# START OF Items

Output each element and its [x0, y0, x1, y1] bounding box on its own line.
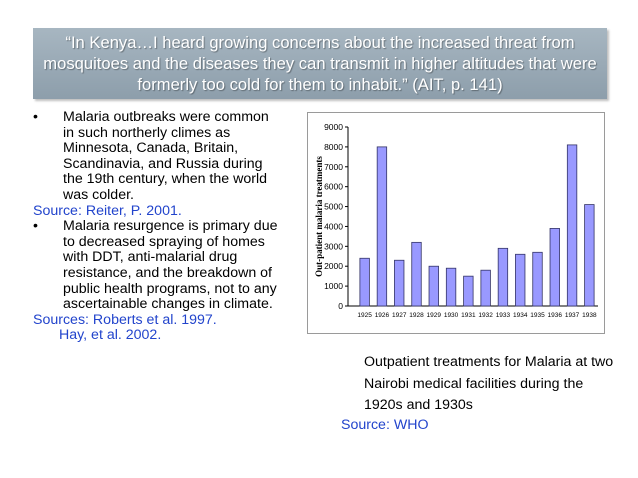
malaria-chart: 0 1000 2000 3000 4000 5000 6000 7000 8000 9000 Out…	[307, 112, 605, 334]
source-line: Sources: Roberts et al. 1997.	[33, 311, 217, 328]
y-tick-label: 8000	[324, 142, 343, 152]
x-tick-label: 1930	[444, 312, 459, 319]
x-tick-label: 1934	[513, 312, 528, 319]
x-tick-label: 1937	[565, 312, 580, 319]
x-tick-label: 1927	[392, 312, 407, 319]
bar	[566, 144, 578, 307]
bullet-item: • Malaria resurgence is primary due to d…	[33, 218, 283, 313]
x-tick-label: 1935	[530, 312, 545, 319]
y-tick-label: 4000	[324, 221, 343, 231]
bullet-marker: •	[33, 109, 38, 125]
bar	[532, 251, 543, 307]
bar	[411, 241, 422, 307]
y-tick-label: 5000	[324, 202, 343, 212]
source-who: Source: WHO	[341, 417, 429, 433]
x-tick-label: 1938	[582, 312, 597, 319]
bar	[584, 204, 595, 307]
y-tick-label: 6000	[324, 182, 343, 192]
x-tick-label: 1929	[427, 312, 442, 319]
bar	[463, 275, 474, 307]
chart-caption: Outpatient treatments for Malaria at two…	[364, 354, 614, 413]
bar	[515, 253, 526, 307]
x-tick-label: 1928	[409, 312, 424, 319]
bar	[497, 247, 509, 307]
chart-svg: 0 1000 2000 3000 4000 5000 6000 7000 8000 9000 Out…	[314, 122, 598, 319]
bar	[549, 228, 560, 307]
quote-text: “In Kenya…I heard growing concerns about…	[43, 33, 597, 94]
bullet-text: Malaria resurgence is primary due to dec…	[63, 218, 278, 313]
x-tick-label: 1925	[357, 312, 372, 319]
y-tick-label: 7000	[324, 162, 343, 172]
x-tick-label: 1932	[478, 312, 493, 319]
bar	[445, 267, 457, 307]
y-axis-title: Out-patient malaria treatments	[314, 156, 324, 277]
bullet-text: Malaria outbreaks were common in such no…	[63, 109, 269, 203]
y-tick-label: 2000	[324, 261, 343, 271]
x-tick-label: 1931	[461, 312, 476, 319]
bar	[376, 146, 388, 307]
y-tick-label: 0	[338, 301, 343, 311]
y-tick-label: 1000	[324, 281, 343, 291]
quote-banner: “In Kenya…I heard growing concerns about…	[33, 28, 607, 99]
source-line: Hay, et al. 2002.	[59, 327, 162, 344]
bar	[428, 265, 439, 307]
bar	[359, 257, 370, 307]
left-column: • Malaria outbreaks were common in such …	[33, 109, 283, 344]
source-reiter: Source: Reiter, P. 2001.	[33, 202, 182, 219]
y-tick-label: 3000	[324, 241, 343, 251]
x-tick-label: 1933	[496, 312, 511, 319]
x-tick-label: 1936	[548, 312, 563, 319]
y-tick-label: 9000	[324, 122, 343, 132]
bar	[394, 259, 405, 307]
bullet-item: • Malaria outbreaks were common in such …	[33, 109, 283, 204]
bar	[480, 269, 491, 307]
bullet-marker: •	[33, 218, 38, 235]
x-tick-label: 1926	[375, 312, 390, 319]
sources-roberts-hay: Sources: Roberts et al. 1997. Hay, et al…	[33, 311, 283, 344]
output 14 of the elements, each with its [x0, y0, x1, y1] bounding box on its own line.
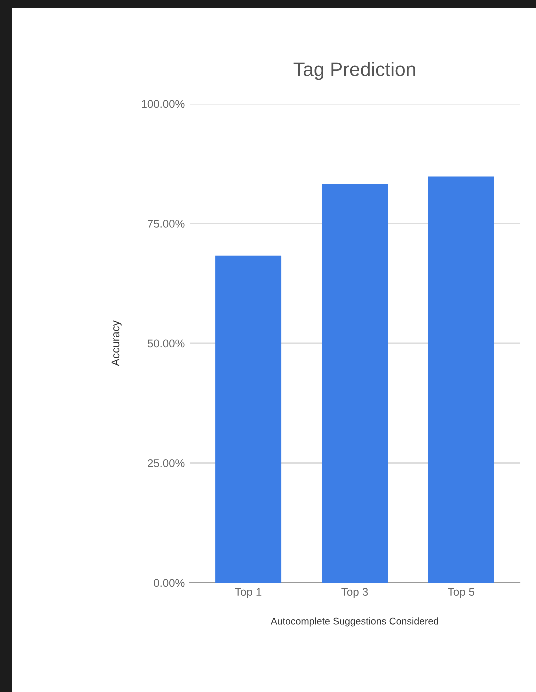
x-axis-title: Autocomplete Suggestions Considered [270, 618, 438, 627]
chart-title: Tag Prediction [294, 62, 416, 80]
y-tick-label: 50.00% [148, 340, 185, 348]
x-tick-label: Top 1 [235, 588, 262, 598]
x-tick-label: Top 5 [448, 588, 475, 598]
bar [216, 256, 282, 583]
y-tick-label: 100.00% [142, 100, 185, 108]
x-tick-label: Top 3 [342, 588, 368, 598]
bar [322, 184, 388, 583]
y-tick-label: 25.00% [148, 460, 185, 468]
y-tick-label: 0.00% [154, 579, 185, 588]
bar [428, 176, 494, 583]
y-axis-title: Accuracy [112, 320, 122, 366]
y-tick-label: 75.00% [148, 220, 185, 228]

# END OF Items

Please copy out the lines of the listing verbatim, beginning at the line that contains "x-axis-title: Autocomplete Suggestions" and ending after the line that contains "bar [216, 256, 282, 583]".

### Exercise solution
x-axis-title: Autocomplete Suggestions Considered [270, 618, 438, 627]
chart-title: Tag Prediction [294, 62, 416, 80]
y-tick-label: 50.00% [148, 340, 185, 348]
x-tick-label: Top 1 [235, 588, 262, 598]
x-tick-label: Top 5 [448, 588, 475, 598]
bar [216, 256, 282, 583]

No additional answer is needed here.